Entries supplied:
====================

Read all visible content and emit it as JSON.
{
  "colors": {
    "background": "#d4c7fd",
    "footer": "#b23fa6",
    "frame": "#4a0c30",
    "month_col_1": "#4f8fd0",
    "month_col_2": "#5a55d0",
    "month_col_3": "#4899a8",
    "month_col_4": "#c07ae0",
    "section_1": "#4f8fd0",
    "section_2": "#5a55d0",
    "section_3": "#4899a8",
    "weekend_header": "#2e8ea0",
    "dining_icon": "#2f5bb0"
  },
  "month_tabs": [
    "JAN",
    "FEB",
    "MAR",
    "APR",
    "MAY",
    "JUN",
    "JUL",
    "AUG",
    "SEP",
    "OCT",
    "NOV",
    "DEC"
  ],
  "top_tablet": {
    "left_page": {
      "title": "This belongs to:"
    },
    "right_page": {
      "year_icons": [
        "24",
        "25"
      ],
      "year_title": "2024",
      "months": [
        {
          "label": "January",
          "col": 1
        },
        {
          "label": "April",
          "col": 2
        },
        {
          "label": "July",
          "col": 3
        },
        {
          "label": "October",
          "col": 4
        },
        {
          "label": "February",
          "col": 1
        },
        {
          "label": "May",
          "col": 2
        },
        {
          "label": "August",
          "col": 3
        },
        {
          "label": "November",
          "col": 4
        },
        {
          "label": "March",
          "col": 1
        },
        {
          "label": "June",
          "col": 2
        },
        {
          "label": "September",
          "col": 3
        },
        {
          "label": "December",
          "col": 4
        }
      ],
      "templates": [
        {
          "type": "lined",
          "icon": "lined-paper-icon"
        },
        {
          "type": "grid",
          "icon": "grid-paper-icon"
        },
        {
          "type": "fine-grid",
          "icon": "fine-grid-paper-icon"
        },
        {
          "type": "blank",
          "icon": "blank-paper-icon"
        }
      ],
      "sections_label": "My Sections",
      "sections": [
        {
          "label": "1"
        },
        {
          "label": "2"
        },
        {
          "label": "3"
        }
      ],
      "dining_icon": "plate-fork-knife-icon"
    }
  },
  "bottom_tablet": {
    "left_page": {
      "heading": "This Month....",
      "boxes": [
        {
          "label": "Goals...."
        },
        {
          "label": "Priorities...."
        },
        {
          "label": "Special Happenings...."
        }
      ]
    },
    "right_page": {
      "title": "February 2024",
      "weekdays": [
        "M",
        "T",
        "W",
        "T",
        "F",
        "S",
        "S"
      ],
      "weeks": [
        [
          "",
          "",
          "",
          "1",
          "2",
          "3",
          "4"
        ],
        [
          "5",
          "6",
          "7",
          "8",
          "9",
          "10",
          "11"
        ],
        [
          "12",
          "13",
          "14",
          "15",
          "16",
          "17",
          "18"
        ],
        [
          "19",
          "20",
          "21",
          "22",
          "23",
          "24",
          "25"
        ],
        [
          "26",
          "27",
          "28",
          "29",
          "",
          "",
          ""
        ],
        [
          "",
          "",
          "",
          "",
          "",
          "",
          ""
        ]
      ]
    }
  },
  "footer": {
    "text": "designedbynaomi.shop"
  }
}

====================

What is required: Exact output of every entry is required.

Answer below:
Read all visible content and emit it as JSON.
{
  "colors": {
    "background": "#d4c7fd",
    "footer": "#b23fa6",
    "frame": "#4a0c30",
    "month_col_1": "#4f8fd0",
    "month_col_2": "#5a55d0",
    "month_col_3": "#4899a8",
    "month_col_4": "#c07ae0",
    "section_1": "#4f8fd0",
    "section_2": "#5a55d0",
    "section_3": "#4899a8",
    "weekend_header": "#2e8ea0",
    "dining_icon": "#2f5bb0"
  },
  "month_tabs": [
    "JAN",
    "FEB",
    "MAR",
    "APR",
    "MAY",
    "JUN",
    "JUL",
    "AUG",
    "SEP",
    "OCT",
    "NOV",
    "DEC"
  ],
  "top_tablet": {
    "left_page": {
      "title": "This belongs to:"
    },
    "right_page": {
      "year_icons": [
        "24",
        "25"
      ],
      "year_title": "2024",
      "months": [
        {
          "label": "January",
          "col": 1
        },
        {
          "label": "April",
          "col": 2
        },
        {
          "label": "July",
          "col": 3
        },
        {
          "label": "October",
          "col": 4
        },
        {
          "label": "February",
          "col": 1
        },
        {
          "label": "May",
          "col": 2
        },
        {
          "label": "August",
          "col": 3
        },
        {
          "label": "November",
          "col": 4
        },
        {
          "label": "March",
          "col": 1
        },
        {
          "label": "June",
          "col": 2
        },
        {
          "label": "September",
          "col": 3
        },
        {
          "label": "December",
          "col": 4
        }
      ],
      "templates": [
        {
          "type": "lined",
          "icon": "lined-paper-icon"
        },
        {
          "type": "grid",
          "icon": "grid-paper-icon"
        },
        {
          "type": "fine-grid",
          "icon": "fine-grid-paper-icon"
        },
        {
          "type": "blank",
          "icon": "blank-paper-icon"
        }
      ],
      "sections_label": "My Sections",
      "sections": [
        {
          "label": "1"
        },
        {
          "label": "2"
        },
        {
          "label": "3"
        }
      ],
      "dining_icon": "plate-fork-knife-icon"
    }
  },
  "bottom_tablet": {
    "left_page": {
      "heading": "This Month....",
      "boxes": [
        {
          "label": "Goals...."
        },
        {
          "label": "Priorities...."
        },
        {
          "label": "Special Happenings...."
        }
      ]
    },
    "right_page": {
      "title": "February 2024",
      "weekdays": [
        "M",
        "T",
        "W",
        "T",
        "F",
        "S",
        "S"
      ],
      "weeks": [
        [
          "",
          "",
          "",
          "1",
          "2",
          "3",
          "4"
        ],
        [
          "5",
          "6",
          "7",
          "8",
          "9",
          "10",
          "11"
        ],
        [
          "12",
          "13",
          "14",
          "15",
          "16",
          "17",
          "18"
        ],
        [
          "19",
          "20",
          "21",
          "22",
          "23",
          "24",
          "25"
        ],
        [
          "26",
          "27",
          "28",
          "29",
          "",
          "",
          ""
        ],
        [
          "",
          "",
          "",
          "",
          "",
          "",
          ""
        ]
      ]
    }
  },
  "footer": {
    "text": "designedbynaomi.shop"
  }
}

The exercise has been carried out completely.